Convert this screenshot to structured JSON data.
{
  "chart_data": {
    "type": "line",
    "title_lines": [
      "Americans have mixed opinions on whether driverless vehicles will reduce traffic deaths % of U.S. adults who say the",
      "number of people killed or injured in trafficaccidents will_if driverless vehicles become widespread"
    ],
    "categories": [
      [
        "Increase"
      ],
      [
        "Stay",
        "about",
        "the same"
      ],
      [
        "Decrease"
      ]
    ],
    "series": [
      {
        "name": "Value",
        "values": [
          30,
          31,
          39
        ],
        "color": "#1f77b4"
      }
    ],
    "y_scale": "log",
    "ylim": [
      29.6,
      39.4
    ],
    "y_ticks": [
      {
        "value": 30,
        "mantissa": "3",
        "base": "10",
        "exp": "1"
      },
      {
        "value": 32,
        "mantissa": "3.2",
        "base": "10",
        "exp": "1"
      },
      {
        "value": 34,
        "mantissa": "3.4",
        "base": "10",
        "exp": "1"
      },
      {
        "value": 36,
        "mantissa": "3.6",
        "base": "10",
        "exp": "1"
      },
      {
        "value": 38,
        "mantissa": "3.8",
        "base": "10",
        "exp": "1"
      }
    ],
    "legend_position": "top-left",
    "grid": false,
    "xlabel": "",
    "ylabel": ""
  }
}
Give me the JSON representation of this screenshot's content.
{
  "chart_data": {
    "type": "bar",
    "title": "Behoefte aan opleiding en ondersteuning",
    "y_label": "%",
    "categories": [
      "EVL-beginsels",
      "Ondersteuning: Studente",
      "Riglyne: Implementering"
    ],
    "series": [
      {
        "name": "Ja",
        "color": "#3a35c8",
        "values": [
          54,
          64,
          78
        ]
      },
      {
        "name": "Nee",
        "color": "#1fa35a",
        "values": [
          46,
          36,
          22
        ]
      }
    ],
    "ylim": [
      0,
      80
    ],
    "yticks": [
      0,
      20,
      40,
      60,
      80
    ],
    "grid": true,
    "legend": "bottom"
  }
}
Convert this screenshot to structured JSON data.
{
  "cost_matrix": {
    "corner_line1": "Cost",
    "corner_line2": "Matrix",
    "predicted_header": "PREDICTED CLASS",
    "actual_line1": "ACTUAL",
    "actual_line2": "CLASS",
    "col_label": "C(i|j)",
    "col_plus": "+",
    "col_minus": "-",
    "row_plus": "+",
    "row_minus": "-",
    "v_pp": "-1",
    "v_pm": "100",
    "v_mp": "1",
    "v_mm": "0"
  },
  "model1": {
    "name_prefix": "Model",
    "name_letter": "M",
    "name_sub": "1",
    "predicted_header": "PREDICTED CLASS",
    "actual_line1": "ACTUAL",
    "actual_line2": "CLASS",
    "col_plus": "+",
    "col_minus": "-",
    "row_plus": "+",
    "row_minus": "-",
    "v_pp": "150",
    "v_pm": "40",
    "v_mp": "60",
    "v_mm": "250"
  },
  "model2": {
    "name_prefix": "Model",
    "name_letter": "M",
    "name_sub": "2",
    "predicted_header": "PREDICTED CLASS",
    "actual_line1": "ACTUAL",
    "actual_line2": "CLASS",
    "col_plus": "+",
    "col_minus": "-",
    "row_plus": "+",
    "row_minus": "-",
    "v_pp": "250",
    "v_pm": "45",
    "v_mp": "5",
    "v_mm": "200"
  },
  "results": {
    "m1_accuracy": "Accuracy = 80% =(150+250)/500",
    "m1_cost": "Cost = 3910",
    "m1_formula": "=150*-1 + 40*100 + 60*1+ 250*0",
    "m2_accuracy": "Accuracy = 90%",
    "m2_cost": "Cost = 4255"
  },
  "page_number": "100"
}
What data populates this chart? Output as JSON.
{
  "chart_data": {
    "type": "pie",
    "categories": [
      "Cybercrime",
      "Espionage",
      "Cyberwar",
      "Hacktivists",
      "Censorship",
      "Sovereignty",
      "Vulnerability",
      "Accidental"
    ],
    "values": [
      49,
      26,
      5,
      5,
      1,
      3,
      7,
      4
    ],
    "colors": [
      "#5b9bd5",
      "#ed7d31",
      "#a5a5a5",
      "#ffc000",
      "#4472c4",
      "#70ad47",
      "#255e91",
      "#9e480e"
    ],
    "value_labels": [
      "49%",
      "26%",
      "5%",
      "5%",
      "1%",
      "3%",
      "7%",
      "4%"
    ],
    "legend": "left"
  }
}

※

## [OBJECTIVE]
Exactly reproduce every line found in the records.

## [RESPONSE]
Convert this screenshot to structured JSON data.
{
  "chart_data": {
    "type": "line",
    "title_lines": [
      "Americans have mixed opinions on whether driverless vehicles will reduce traffic deaths % of U.S. adults who say the",
      "number of people killed or injured in trafficaccidents will_if driverless vehicles become widespread"
    ],
    "categories": [
      [
        "Increase"
      ],
      [
        "Stay",
        "about",
        "the same"
      ],
      [
        "Decrease"
      ]
    ],
    "series": [
      {
        "name": "Value",
        "values": [
          30,
          31,
          39
        ],
        "color": "#1f77b4"
      }
    ],
    "y_scale": "log",
    "ylim": [
      29.6,
      39.4
    ],
    "y_ticks": [
      {
        "value": 30,
        "mantissa": "3",
        "base": "10",
        "exp": "1"
      },
      {
        "value": 32,
        "mantissa": "3.2",
        "base": "10",
        "exp": "1"
      },
      {
        "value": 34,
        "mantissa": "3.4",
        "base": "10",
        "exp": "1"
      },
      {
        "value": 36,
        "mantissa": "3.6",
        "base": "10",
        "exp": "1"
      },
      {
        "value": 38,
        "mantissa": "3.8",
        "base": "10",
        "exp": "1"
      }
    ],
    "legend_position": "top-left",
    "grid": false,
    "xlabel": "",
    "ylabel": ""
  }
}
Give me the JSON representation of this screenshot's content.
{
  "chart_data": {
    "type": "bar",
    "title": "Behoefte aan opleiding en ondersteuning",
    "y_label": "%",
    "categories": [
      "EVL-beginsels",
      "Ondersteuning: Studente",
      "Riglyne: Implementering"
    ],
    "series": [
      {
        "name": "Ja",
        "color": "#3a35c8",
        "values": [
          54,
          64,
          78
        ]
      },
      {
        "name": "Nee",
        "color": "#1fa35a",
        "values": [
          46,
          36,
          22
        ]
      }
    ],
    "ylim": [
      0,
      80
    ],
    "yticks": [
      0,
      20,
      40,
      60,
      80
    ],
    "grid": true,
    "legend": "bottom"
  }
}
Convert this screenshot to structured JSON data.
{
  "cost_matrix": {
    "corner_line1": "Cost",
    "corner_line2": "Matrix",
    "predicted_header": "PREDICTED CLASS",
    "actual_line1": "ACTUAL",
    "actual_line2": "CLASS",
    "col_label": "C(i|j)",
    "col_plus": "+",
    "col_minus": "-",
    "row_plus": "+",
    "row_minus": "-",
    "v_pp": "-1",
    "v_pm": "100",
    "v_mp": "1",
    "v_mm": "0"
  },
  "model1": {
    "name_prefix": "Model",
    "name_letter": "M",
    "name_sub": "1",
    "predicted_header": "PREDICTED CLASS",
    "actual_line1": "ACTUAL",
    "actual_line2": "CLASS",
    "col_plus": "+",
    "col_minus": "-",
    "row_plus": "+",
    "row_minus": "-",
    "v_pp": "150",
    "v_pm": "40",
    "v_mp": "60",
    "v_mm": "250"
  },
  "model2": {
    "name_prefix": "Model",
    "name_letter": "M",
    "name_sub": "2",
    "predicted_header": "PREDICTED CLASS",
    "actual_line1": "ACTUAL",
    "actual_line2": "CLASS",
    "col_plus": "+",
    "col_minus": "-",
    "row_plus": "+",
    "row_minus": "-",
    "v_pp": "250",
    "v_pm": "45",
    "v_mp": "5",
    "v_mm": "200"
  },
  "results": {
    "m1_accuracy": "Accuracy = 80% =(150+250)/500",
    "m1_cost": "Cost = 3910",
    "m1_formula": "=150*-1 + 40*100 + 60*1+ 250*0",
    "m2_accuracy": "Accuracy = 90%",
    "m2_cost": "Cost = 4255"
  },
  "page_number": "100"
}
What data populates this chart? Output as JSON.
{
  "chart_data": {
    "type": "pie",
    "categories": [
      "Cybercrime",
      "Espionage",
      "Cyberwar",
      "Hacktivists",
      "Censorship",
      "Sovereignty",
      "Vulnerability",
      "Accidental"
    ],
    "values": [
      49,
      26,
      5,
      5,
      1,
      3,
      7,
      4
    ],
    "colors": [
      "#5b9bd5",
      "#ed7d31",
      "#a5a5a5",
      "#ffc000",
      "#4472c4",
      "#70ad47",
      "#255e91",
      "#9e480e"
    ],
    "value_labels": [
      "49%",
      "26%",
      "5%",
      "5%",
      "1%",
      "3%",
      "7%",
      "4%"
    ],
    "legend": "left"
  }
}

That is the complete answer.